• Problem to work on: Lines containing the word "Reflectivity" are to be located and copied.

Stored data:
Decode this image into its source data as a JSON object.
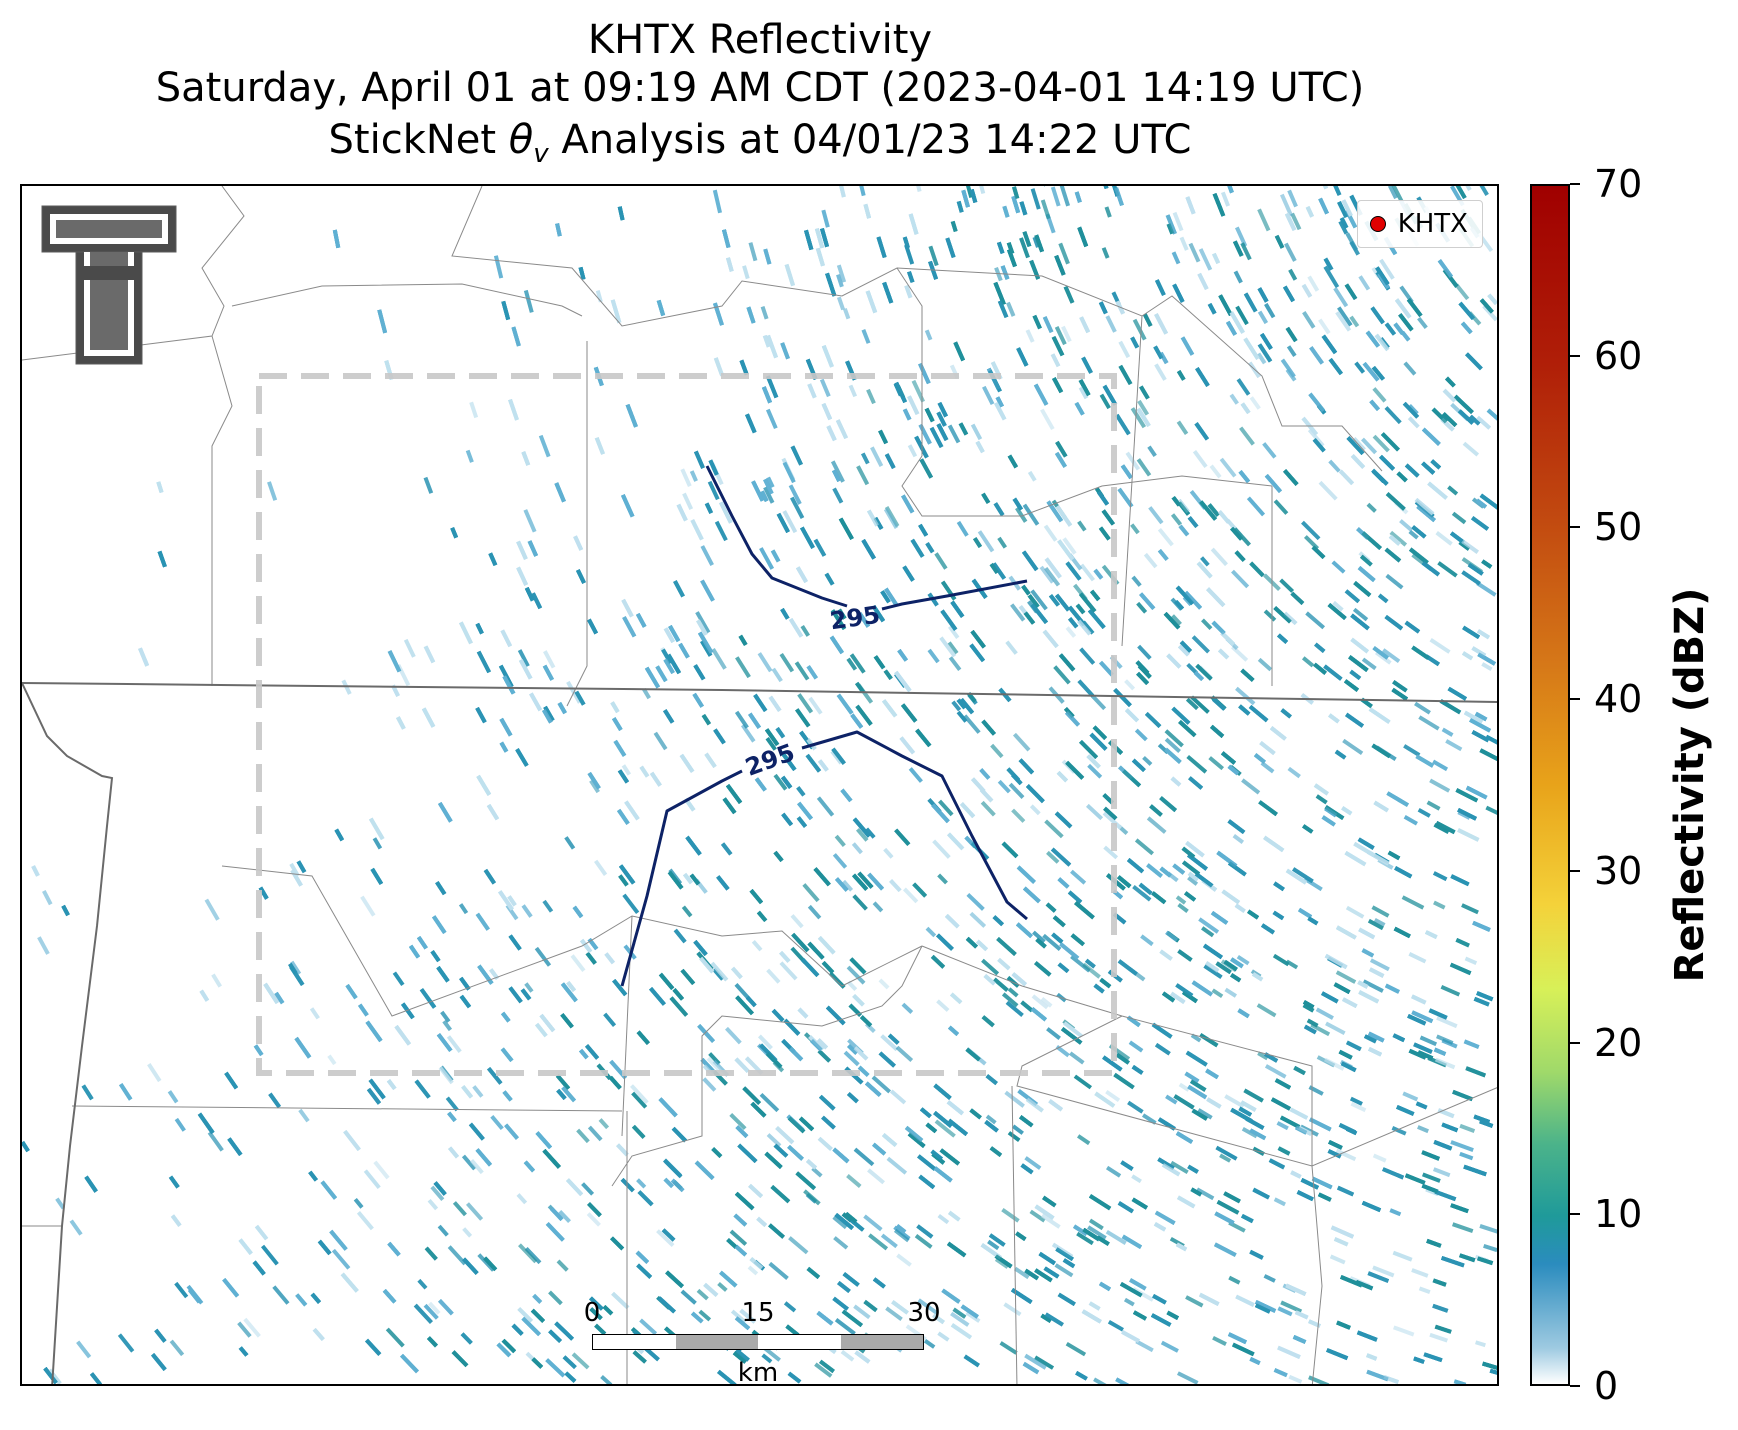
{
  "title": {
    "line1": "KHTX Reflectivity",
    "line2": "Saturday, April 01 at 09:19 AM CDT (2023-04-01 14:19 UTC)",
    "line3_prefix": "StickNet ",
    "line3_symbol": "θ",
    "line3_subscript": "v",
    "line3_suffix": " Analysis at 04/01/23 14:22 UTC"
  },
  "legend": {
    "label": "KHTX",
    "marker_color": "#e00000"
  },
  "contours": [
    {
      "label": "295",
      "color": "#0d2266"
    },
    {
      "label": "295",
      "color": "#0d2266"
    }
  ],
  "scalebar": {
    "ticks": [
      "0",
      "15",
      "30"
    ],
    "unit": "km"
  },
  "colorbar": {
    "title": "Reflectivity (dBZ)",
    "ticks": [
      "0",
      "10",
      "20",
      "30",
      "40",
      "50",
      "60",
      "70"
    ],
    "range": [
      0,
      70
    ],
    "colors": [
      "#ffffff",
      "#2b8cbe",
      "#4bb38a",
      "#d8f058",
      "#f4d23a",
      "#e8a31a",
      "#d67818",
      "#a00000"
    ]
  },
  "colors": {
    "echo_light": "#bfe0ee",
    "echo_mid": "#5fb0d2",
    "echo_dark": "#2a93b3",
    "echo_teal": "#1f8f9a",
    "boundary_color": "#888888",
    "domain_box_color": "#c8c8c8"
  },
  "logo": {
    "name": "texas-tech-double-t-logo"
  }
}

• Full solution:
    "line1": "KHTX Reflectivity",
    "title": "Reflectivity (dBZ)",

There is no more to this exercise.